Filter this data down to the lines that hold "Coral", and copy them.

**** SUPPLIED RECORDS ****

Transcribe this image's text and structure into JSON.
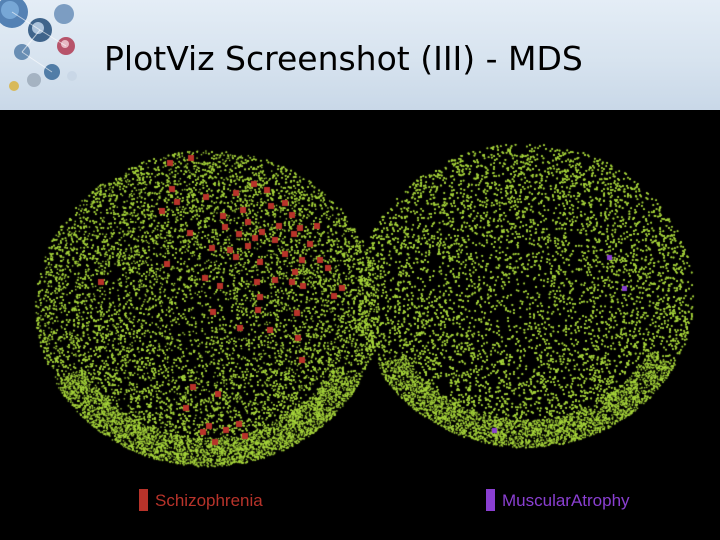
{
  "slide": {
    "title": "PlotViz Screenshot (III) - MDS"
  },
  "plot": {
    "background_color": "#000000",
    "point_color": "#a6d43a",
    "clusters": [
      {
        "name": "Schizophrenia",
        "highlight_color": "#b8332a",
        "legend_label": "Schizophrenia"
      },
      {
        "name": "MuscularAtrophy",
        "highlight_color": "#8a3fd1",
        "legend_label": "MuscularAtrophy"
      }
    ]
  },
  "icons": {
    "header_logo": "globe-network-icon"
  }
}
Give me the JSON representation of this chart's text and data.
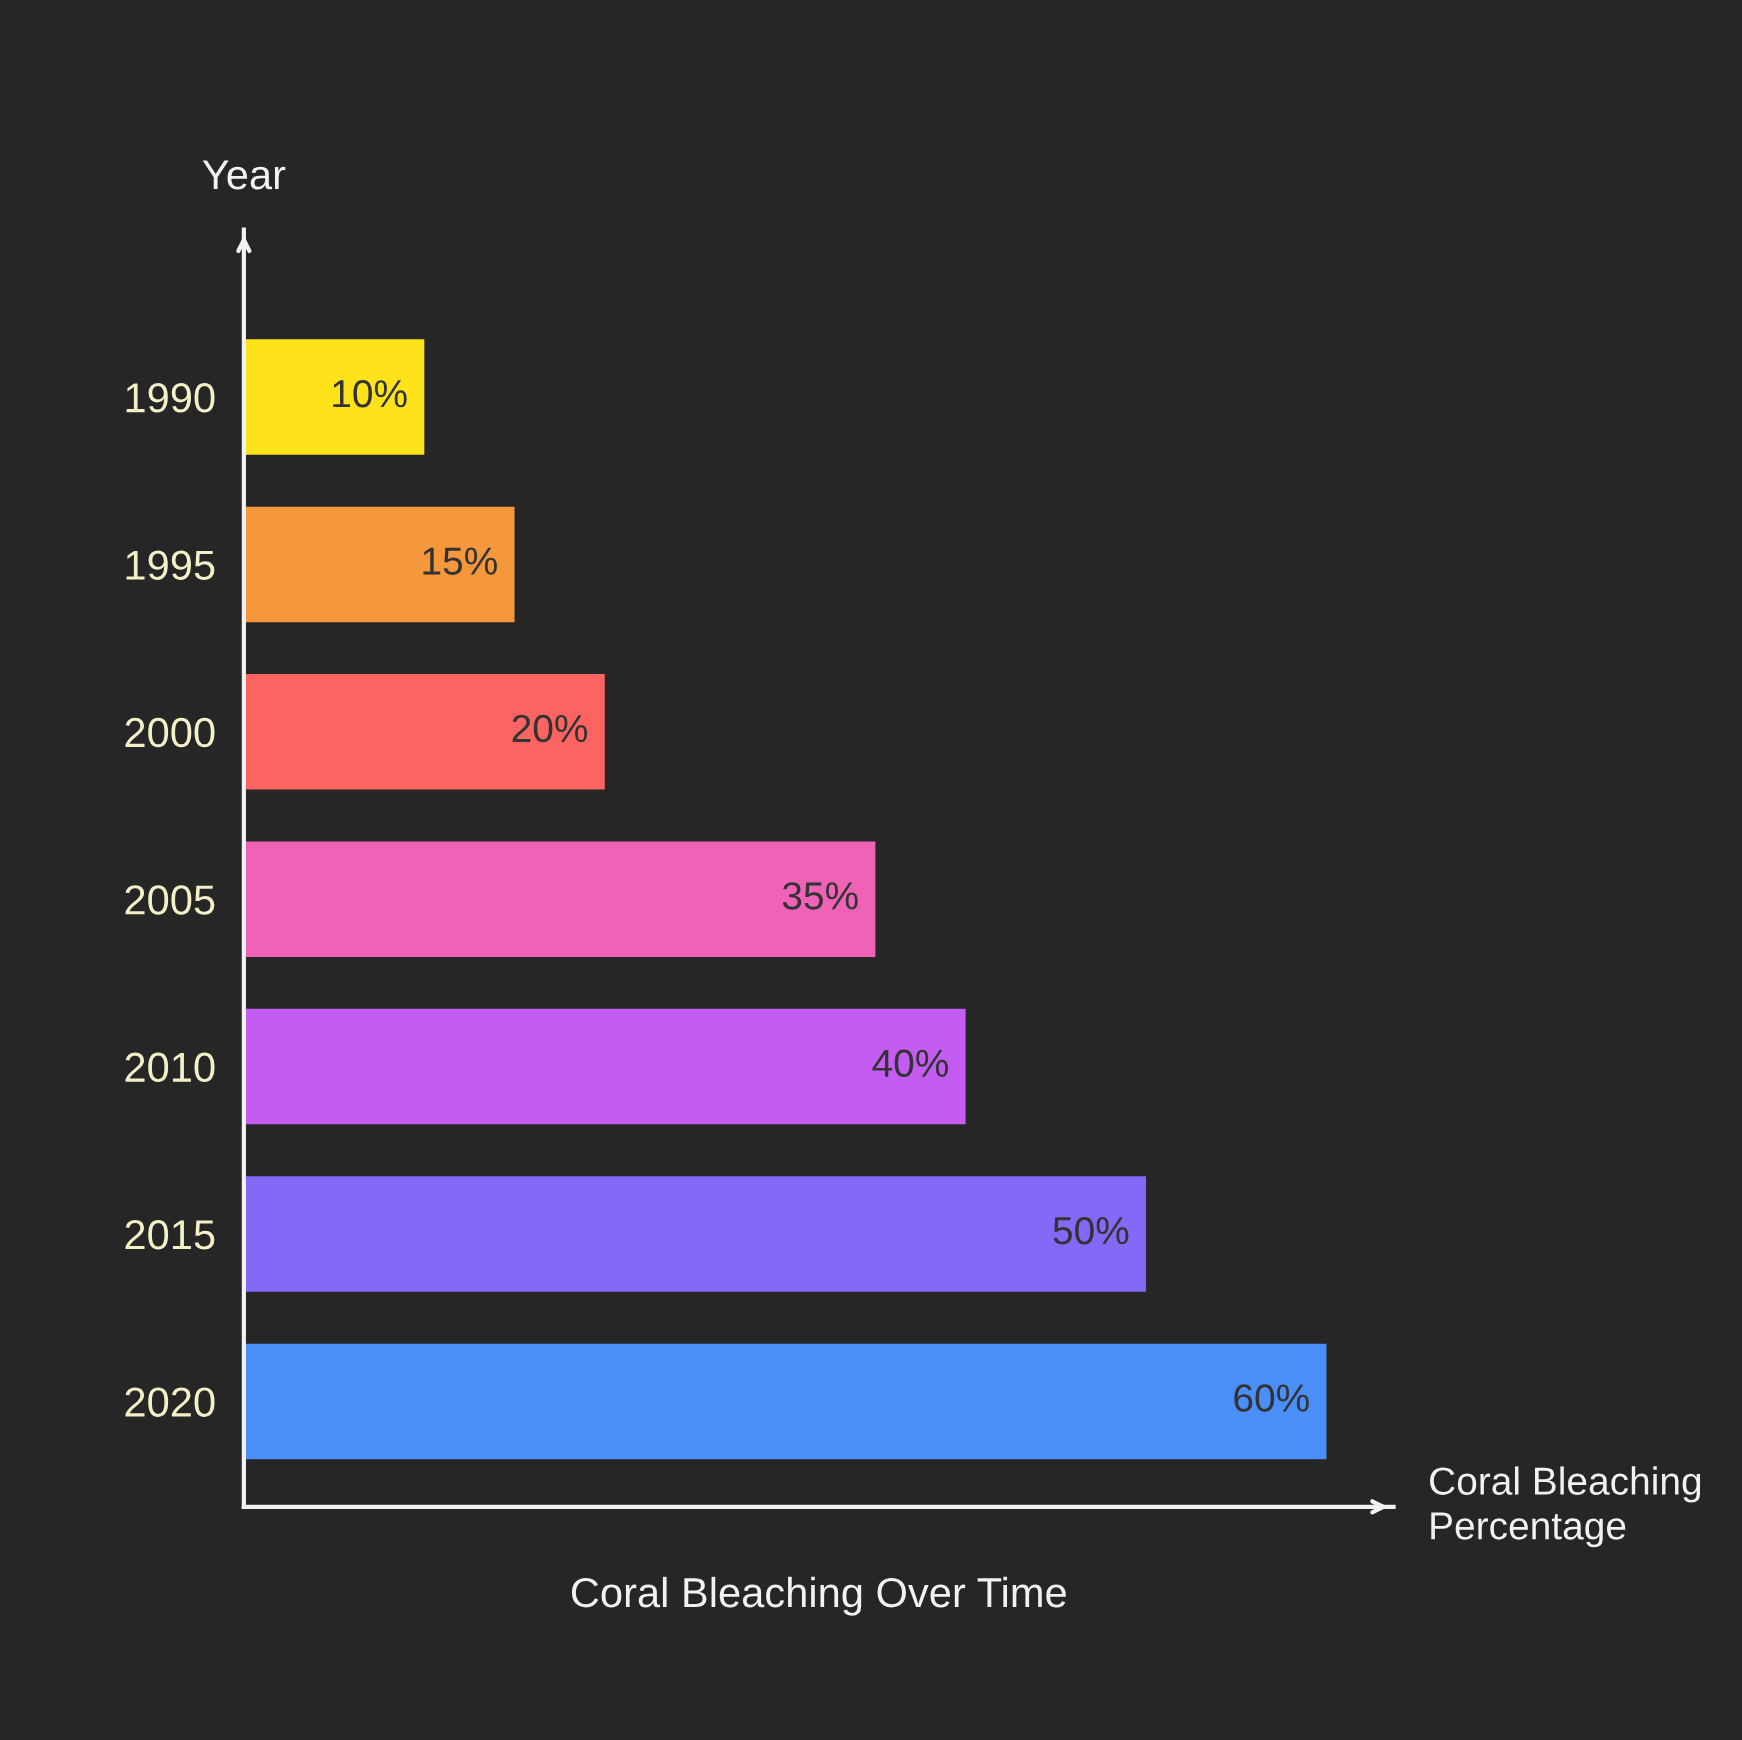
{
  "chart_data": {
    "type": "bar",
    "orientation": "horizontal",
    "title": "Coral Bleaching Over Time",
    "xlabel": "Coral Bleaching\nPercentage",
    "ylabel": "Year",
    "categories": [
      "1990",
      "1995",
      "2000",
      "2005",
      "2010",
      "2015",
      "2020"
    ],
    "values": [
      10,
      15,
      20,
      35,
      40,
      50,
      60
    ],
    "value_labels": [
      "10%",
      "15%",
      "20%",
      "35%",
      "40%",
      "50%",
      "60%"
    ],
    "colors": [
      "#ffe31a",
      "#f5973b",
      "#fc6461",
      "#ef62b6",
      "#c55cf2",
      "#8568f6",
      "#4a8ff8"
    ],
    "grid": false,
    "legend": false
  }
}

****
**** SUPPLIED RECORDS ****

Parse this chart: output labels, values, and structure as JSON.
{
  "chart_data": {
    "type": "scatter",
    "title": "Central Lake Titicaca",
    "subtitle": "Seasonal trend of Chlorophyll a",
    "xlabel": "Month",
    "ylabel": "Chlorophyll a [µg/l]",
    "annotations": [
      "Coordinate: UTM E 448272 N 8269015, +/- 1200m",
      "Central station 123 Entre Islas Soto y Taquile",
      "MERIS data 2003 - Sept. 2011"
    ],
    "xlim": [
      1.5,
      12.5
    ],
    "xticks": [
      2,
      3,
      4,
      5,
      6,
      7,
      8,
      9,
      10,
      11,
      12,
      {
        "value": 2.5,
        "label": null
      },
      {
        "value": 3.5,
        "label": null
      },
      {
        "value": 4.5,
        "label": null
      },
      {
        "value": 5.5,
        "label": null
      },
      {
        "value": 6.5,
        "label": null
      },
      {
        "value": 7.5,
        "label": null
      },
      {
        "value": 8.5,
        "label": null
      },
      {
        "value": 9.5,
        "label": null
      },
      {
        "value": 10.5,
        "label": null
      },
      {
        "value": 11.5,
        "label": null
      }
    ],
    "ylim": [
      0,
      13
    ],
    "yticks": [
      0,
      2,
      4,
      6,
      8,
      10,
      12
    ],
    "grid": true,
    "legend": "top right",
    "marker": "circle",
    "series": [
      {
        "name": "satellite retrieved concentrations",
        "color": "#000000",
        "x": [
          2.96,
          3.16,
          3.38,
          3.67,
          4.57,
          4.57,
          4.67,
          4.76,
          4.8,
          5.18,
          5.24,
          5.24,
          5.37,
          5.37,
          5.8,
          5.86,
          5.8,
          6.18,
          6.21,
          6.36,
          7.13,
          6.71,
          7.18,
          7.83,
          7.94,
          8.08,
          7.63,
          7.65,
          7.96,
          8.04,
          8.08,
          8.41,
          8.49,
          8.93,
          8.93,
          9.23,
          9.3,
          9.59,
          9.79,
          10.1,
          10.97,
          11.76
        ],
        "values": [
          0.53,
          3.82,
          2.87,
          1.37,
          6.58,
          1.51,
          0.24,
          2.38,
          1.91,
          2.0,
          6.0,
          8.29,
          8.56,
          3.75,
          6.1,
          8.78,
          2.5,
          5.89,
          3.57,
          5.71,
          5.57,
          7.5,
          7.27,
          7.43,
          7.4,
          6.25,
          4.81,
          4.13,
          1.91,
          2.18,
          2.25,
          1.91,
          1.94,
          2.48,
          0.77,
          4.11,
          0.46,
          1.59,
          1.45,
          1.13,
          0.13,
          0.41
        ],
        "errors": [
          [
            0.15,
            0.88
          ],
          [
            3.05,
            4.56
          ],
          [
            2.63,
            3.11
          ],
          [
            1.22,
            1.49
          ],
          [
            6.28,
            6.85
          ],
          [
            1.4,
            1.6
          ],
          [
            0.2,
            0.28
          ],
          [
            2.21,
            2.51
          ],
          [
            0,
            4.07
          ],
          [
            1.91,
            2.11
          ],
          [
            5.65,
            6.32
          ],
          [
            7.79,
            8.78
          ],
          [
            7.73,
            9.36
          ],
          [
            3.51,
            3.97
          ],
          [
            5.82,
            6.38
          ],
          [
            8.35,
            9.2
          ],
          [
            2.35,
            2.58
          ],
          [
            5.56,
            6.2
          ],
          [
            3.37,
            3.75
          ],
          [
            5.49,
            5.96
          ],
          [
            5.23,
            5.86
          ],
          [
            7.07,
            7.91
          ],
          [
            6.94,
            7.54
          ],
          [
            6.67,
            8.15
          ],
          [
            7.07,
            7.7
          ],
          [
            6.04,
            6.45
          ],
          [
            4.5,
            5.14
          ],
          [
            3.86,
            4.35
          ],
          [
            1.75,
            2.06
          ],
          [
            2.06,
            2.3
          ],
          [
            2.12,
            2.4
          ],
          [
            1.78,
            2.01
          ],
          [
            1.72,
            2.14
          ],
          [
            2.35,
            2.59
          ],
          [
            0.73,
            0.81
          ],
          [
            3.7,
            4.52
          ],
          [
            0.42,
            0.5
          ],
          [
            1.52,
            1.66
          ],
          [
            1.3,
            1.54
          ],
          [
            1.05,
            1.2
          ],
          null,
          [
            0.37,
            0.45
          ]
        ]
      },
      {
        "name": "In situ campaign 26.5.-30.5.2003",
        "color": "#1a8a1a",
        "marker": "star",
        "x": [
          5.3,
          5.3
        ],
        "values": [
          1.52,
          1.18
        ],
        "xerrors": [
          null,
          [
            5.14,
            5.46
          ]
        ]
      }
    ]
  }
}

****

■ REPLY TO THE TASK:
    "title": "Coral Bleaching Over Time",
    "xlabel": "Coral Bleaching\nPercentage",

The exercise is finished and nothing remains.